Supplied entries →

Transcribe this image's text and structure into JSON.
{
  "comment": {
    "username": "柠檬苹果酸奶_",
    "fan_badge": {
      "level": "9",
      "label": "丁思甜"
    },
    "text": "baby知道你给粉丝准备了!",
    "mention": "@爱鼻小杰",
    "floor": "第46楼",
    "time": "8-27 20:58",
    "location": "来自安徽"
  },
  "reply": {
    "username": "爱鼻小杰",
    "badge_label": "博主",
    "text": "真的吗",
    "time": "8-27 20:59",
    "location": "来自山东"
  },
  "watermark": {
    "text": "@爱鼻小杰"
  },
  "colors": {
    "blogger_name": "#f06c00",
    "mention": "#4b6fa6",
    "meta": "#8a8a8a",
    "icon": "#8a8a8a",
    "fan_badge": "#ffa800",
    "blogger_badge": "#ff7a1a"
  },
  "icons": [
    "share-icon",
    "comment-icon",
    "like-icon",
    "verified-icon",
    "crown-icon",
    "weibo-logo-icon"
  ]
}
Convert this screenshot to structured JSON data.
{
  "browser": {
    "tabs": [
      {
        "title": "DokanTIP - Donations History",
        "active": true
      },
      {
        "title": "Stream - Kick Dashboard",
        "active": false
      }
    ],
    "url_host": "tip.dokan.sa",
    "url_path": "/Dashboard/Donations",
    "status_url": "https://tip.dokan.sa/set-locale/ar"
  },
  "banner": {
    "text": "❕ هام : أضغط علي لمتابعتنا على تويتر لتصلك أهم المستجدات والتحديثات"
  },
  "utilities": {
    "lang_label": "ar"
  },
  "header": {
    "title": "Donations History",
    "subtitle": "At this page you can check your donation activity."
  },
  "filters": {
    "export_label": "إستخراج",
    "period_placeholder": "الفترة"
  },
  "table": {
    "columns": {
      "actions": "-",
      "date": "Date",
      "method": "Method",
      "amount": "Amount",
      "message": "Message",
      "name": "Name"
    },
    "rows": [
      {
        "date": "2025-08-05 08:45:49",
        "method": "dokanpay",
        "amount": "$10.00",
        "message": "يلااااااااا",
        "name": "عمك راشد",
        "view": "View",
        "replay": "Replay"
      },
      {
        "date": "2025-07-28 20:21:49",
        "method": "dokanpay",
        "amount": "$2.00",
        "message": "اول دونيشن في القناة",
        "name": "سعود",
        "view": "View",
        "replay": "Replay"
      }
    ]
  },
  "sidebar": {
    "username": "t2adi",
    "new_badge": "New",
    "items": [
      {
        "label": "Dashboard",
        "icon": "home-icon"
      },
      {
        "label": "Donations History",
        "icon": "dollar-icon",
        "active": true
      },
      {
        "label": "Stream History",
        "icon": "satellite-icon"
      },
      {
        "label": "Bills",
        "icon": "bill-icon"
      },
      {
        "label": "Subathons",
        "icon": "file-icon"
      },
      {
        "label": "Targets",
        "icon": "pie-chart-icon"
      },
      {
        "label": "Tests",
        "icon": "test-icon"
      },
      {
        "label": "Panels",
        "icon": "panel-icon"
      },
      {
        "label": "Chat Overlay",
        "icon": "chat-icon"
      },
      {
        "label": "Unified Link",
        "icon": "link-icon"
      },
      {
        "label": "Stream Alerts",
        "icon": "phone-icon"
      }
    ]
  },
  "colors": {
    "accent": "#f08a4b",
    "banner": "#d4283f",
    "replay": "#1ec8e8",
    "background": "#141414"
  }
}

Work to be completed → Copy out each line that contains the word "JSON".

Solution to this task →
Transcribe this image's text and structure into JSON.
Convert this screenshot to structured JSON data.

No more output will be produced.